Passage to read:
With Match Day around the corner and graduation coming shortly after, I find myself frequently reflecting on my nearly four years of medical school. Without a doubt in my mind, I can say that my favorite month was spent abroad in Guatemala. As a fourth year student on my international elective, I had the opportunity to work for four weeks in various pueblos and a local clinic for women and children outside of Quetzaltenango, Guatemala. In this short time, I learned the basics of a new healthcare system, I significantly strengthened my Spanish, and I saw hundreds of patients, many of whom I know I helped in both an acute and sustainable fashion. Still these experiences certainly come with a price, and for me that was the constant ethical dilemma I faced while seeing patients.
Several months before leaving for Guatemala, an acquaintance brought up an uncomfortable topic: healthcare tourism. As I detailed how excited I was to perform new procedures and have some autonomy in patient care, he asked me in an aggravating tone, “Why would it be appropriate to treat patients abroad when you technically aren’t qualified to see patients here? I mean, you don’t even have your MD yet.” I felt exasperated trying to answer the question, but it was mostly because I saw his point – why would it be okay?

Tasks:
a - In the passage on the Guatemala elective, what topic did an acquaintance bring up several months before the trip?
b - Please pick up the passage on the Guatemala elective after its final sentence and carry it forward.

(Document layout analysis data)
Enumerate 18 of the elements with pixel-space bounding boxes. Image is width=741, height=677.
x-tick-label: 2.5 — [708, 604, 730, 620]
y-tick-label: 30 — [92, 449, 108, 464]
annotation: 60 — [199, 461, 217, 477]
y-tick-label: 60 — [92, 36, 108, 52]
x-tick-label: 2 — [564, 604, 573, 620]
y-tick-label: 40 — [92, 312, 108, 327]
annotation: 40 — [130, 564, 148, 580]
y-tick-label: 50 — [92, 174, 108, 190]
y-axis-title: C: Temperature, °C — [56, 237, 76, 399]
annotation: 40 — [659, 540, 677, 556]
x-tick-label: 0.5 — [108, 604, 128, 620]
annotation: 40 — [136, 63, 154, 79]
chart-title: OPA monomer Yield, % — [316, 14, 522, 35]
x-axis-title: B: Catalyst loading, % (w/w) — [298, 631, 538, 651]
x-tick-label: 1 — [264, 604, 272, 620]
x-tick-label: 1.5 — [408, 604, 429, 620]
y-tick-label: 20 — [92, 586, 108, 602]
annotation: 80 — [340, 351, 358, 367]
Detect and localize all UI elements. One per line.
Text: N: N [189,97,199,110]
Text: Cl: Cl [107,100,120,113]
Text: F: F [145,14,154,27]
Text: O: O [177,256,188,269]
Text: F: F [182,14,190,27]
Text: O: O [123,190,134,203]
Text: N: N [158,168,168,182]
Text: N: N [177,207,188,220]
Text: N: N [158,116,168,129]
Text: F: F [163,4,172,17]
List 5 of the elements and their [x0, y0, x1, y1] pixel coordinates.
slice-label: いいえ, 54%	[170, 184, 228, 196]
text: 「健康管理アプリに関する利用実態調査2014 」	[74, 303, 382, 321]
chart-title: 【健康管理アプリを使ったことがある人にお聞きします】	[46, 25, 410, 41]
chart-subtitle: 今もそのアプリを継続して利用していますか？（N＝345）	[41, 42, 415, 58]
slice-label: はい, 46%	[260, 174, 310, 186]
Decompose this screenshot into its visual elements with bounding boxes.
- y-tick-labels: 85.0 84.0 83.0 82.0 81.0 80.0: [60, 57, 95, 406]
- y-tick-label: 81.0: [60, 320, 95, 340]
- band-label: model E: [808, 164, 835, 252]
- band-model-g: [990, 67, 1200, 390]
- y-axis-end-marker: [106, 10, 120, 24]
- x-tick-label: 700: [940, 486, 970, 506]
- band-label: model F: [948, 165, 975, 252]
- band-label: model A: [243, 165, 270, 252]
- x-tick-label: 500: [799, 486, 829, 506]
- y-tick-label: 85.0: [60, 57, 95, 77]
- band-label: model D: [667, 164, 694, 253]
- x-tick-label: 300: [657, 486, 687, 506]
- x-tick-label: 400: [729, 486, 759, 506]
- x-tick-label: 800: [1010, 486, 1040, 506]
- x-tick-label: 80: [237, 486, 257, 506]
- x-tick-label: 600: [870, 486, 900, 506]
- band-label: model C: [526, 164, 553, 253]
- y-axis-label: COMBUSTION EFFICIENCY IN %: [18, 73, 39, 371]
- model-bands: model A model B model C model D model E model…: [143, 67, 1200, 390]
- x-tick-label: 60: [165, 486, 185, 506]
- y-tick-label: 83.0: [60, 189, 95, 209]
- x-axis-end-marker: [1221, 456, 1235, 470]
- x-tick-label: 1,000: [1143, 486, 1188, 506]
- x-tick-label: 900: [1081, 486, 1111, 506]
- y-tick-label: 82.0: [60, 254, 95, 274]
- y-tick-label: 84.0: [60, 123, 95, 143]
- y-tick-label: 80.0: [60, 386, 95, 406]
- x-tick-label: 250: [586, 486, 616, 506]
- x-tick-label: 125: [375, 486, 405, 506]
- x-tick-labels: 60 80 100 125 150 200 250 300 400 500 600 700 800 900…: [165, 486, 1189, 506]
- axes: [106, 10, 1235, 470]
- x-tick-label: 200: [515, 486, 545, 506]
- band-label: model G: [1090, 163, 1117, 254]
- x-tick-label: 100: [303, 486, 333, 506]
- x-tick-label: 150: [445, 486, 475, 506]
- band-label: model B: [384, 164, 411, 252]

Solved problems:
a - Healthcare tourism.

b -
In our busy clinic in Guatemala autonomy was not only encouraged, it was often required. At times there were lines of patients snaking around the building. Women gossiped as they balanced their babies on their backs, understanding that it might be hours before they see any health professional. The one doctor that staffed the clinic was humble and entirely grateful for medical student assistance. She made herself available for questions, but she also made it clear that if we had the knowledge to care for the patient, she would prefer not to be consulted. The volume of the clinic was enormous; there were far too many people to help.
And so I did just that. I was happy to see babies with upper respiratory infections, verify that they were adequately hydrated, provide free Tylenol for fevers, and let them go. I loved seeing children with diarrhea and belly pain that arrived with a stool sample that confirmed a parasitic infection – I gave them appropriate medicines and they left with grateful smiles. I also saw many women with UTIs, followed up with appropriate screening and antibiotics, and sent them on their way. Still there were times when I felt entirely unsure. Whether it was a language barrier or simply a lack of knowledge, I was not always the right person to help, and that scared me. I never hesitated to ask for help in these situations, but I also had to question, what diseases might I have missed in this way? Most days I worked alongside another medical student, but certainly two fourth years do not equal an attending. Those frustrating comments returned to me, “Why is it appropriate for a medical student to treat patients abroad?”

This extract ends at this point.